Directions
Return all entries precisely as they stand, without the images.

=======

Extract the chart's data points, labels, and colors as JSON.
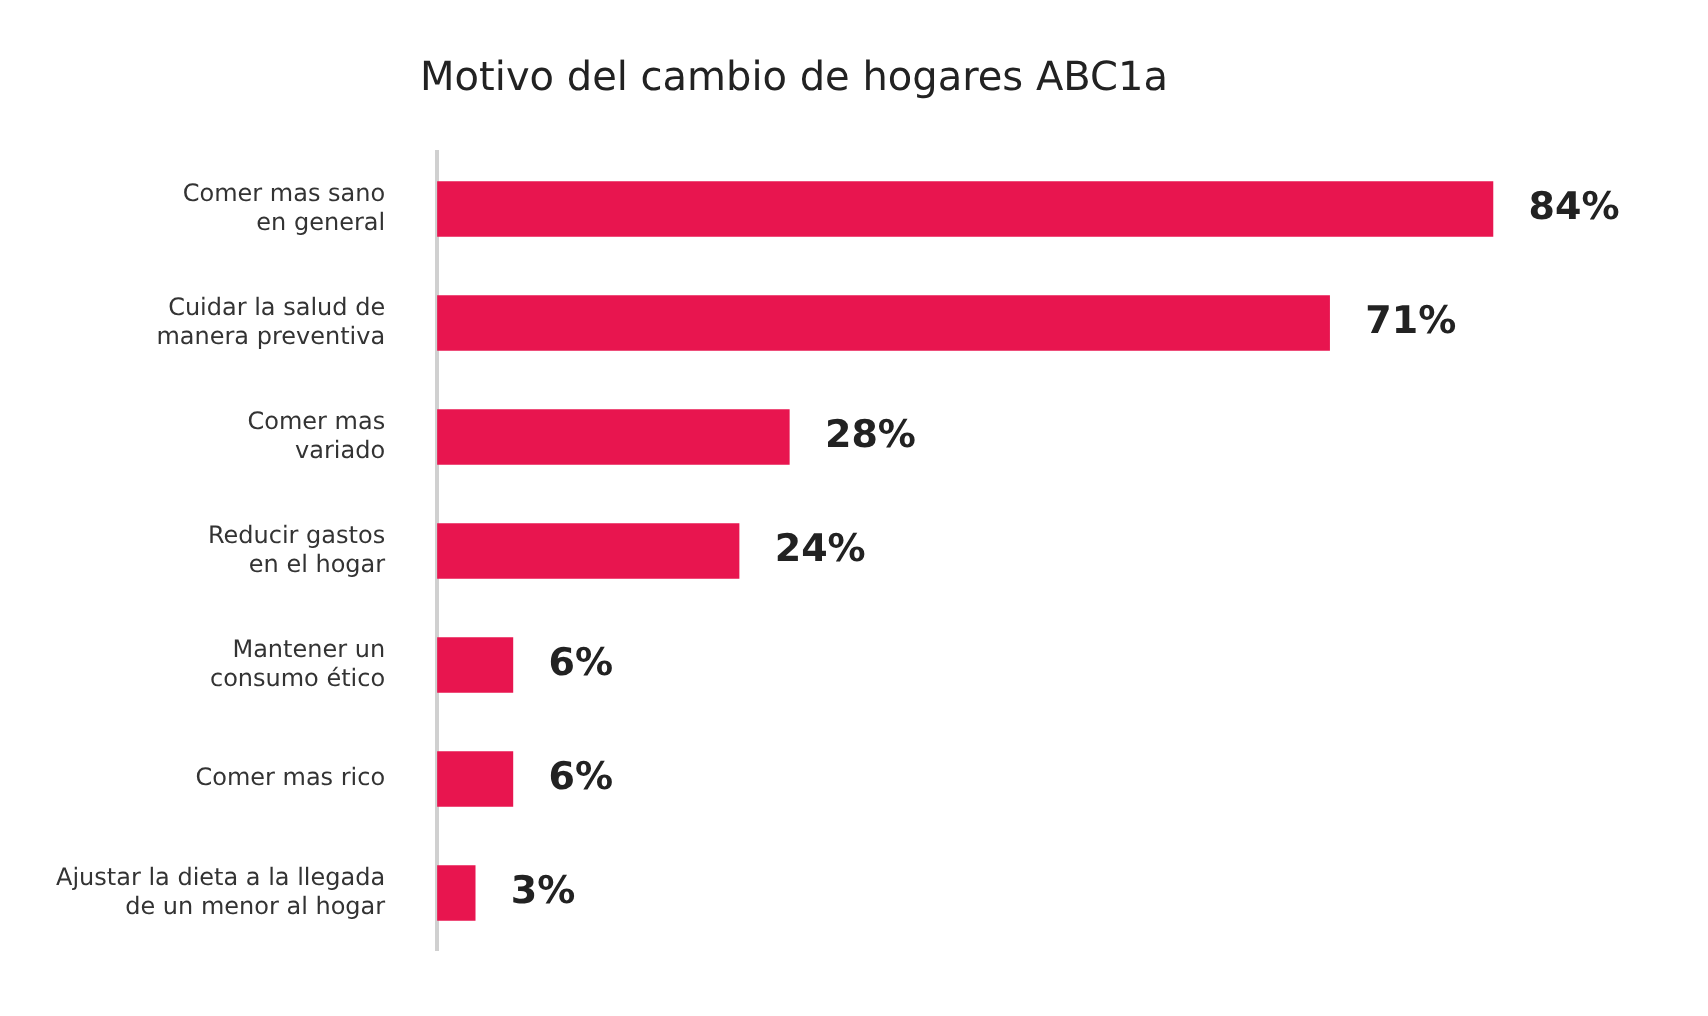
{
  "chart_data": {
    "type": "bar",
    "orientation": "horizontal",
    "title": "Motivo del cambio de hogares ABC1a",
    "categories": [
      "Comer mas sano\nen general",
      "Cuidar la salud de\nmanera preventiva",
      "Comer mas\nvariado",
      "Reducir gastos\nen el hogar",
      "Mantener un\nconsumo ético",
      "Comer mas rico",
      "Ajustar la dieta a la llegada\nde un menor al hogar"
    ],
    "values": [
      84,
      71,
      28,
      24,
      6,
      6,
      3
    ],
    "value_labels": [
      "84%",
      "71%",
      "28%",
      "24%",
      "6%",
      "6%",
      "3%"
    ],
    "color": "#e8154f",
    "grid": false,
    "legend": false
  }
}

=======

Output
Extract the chart's data points, labels, and colors as JSON.
{
  "chart_data": {
    "type": "bar",
    "orientation": "horizontal",
    "title": "Motivo del cambio de hogares ABC1a",
    "categories": [
      "Comer mas sano\nen general",
      "Cuidar la salud de\nmanera preventiva",
      "Comer mas\nvariado",
      "Reducir gastos\nen el hogar",
      "Mantener un\nconsumo ético",
      "Comer mas rico",
      "Ajustar la dieta a la llegada\nde un menor al hogar"
    ],
    "values": [
      84,
      71,
      28,
      24,
      6,
      6,
      3
    ],
    "value_labels": [
      "84%",
      "71%",
      "28%",
      "24%",
      "6%",
      "6%",
      "3%"
    ],
    "color": "#e8154f",
    "grid": false,
    "legend": false
  }
}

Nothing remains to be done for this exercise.